→ GIVEN PROBLEM
Could you reproduce the material from its first line through the line containing "product-image[interactable]: -29% bbox=[0, 1701, 313, 2116]", swapping every "add-to-bag-icon" for "cart-icon" and leaving everything else untouched?

→ ENTRIES SHOWN
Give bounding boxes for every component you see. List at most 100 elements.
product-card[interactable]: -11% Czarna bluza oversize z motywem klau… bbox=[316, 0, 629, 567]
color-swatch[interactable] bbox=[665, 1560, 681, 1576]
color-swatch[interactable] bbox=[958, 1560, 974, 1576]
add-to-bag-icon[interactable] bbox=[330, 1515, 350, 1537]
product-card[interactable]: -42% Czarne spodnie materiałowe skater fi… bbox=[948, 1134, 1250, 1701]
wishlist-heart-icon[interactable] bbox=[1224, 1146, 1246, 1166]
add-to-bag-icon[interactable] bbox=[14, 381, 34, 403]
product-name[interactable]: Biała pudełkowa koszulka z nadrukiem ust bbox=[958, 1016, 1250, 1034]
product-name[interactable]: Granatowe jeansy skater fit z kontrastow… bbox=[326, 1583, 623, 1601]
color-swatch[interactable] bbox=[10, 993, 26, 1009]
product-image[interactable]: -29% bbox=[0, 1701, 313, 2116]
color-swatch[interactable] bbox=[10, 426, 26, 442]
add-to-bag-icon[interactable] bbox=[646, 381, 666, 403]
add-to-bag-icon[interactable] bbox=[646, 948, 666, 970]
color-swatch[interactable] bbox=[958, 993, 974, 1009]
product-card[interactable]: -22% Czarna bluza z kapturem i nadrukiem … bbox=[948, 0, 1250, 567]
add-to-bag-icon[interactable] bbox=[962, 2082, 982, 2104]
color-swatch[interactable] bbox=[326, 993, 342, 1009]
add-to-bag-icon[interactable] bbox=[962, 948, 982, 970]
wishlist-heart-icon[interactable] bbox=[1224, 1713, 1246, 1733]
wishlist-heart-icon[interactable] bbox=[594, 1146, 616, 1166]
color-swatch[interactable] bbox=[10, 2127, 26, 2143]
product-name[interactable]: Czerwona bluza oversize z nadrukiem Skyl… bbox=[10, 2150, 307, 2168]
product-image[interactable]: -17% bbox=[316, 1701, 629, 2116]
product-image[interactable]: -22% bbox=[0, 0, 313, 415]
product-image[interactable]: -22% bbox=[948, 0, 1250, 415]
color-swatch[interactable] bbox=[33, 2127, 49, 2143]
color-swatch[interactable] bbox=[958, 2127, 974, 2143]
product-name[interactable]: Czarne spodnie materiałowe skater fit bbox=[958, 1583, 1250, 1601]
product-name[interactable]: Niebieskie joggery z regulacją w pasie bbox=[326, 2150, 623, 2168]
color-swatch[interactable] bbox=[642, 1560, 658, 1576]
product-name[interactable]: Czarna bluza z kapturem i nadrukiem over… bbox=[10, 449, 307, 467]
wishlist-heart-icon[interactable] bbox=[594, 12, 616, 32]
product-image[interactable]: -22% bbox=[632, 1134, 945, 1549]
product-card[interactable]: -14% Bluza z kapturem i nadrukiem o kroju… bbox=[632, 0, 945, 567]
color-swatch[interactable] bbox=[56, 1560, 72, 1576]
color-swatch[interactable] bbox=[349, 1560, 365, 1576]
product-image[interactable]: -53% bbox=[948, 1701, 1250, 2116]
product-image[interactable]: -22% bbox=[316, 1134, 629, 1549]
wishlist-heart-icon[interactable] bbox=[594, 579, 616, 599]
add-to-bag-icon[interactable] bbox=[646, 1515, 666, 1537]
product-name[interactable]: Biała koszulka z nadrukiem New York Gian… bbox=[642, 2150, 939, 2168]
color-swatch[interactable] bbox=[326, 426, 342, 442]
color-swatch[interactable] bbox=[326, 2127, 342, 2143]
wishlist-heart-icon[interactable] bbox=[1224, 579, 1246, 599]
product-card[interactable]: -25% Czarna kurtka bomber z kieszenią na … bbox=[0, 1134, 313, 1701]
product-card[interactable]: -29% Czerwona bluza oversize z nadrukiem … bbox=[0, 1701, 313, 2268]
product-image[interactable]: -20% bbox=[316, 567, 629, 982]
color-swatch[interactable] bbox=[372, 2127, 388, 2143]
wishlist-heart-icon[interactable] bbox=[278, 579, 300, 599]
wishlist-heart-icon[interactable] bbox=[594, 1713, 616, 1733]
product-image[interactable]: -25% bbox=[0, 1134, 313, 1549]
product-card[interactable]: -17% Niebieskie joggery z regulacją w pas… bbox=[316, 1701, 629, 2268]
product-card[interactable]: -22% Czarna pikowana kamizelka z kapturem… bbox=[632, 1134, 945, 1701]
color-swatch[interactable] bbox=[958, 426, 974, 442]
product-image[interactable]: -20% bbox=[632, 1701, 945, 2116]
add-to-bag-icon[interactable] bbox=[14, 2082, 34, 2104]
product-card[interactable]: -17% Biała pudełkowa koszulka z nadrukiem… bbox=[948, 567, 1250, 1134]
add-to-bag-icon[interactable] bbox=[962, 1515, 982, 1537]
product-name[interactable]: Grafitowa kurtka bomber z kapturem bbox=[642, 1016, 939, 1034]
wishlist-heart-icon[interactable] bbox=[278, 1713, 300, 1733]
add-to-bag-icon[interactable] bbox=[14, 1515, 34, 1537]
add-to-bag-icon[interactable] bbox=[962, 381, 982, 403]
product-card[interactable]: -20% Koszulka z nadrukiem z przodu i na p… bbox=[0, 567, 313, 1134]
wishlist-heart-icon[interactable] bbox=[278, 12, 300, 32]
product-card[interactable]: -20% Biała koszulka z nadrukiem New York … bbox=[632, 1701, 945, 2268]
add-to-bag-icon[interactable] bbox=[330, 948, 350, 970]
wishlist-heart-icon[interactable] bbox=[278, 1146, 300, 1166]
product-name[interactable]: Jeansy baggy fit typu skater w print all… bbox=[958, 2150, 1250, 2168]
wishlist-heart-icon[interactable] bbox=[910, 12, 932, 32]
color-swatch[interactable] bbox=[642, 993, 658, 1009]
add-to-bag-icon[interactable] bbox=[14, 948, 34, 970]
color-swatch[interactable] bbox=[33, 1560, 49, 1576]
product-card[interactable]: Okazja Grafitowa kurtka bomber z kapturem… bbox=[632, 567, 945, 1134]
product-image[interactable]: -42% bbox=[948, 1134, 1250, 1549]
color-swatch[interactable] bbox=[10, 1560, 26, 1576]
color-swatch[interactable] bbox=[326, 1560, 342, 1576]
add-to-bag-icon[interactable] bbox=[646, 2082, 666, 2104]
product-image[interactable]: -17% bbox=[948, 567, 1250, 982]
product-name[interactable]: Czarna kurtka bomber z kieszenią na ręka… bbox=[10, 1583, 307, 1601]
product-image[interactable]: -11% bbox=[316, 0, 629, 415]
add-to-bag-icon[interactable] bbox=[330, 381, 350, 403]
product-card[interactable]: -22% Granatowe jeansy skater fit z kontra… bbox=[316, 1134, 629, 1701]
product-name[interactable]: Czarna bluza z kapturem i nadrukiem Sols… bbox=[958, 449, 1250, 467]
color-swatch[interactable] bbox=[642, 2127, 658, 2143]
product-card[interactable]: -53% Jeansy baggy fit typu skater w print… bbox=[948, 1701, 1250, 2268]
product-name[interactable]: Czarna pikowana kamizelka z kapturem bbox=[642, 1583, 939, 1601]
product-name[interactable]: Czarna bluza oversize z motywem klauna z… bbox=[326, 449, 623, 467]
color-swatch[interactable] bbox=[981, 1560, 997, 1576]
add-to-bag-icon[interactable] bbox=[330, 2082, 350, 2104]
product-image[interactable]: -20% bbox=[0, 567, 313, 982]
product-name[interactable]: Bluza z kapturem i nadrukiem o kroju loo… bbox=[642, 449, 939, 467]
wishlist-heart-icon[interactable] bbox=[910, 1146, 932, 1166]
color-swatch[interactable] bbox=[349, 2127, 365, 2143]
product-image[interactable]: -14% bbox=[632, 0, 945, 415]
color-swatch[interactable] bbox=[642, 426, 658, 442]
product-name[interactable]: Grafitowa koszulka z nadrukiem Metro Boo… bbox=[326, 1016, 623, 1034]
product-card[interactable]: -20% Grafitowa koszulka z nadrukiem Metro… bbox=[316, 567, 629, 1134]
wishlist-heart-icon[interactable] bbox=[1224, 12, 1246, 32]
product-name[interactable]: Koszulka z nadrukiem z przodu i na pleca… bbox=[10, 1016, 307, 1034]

→ TASK RESULT
Give bounding boxes for every component you see. List at most 100 elements.
product-card[interactable]: -11% Czarna bluza oversize z motywem klau… bbox=[316, 0, 629, 567]
color-swatch[interactable] bbox=[665, 1560, 681, 1576]
color-swatch[interactable] bbox=[958, 1560, 974, 1576]
cart-icon[interactable] bbox=[330, 1515, 350, 1537]
product-card[interactable]: -42% Czarne spodnie materiałowe skater fi… bbox=[948, 1134, 1250, 1701]
wishlist-heart-icon[interactable] bbox=[1224, 1146, 1246, 1166]
cart-icon[interactable] bbox=[14, 381, 34, 403]
product-name[interactable]: Biała pudełkowa koszulka z nadrukiem ust bbox=[958, 1016, 1250, 1034]
product-name[interactable]: Granatowe jeansy skater fit z kontrastow… bbox=[326, 1583, 623, 1601]
color-swatch[interactable] bbox=[10, 993, 26, 1009]
product-image[interactable]: -29% bbox=[0, 1701, 313, 2116]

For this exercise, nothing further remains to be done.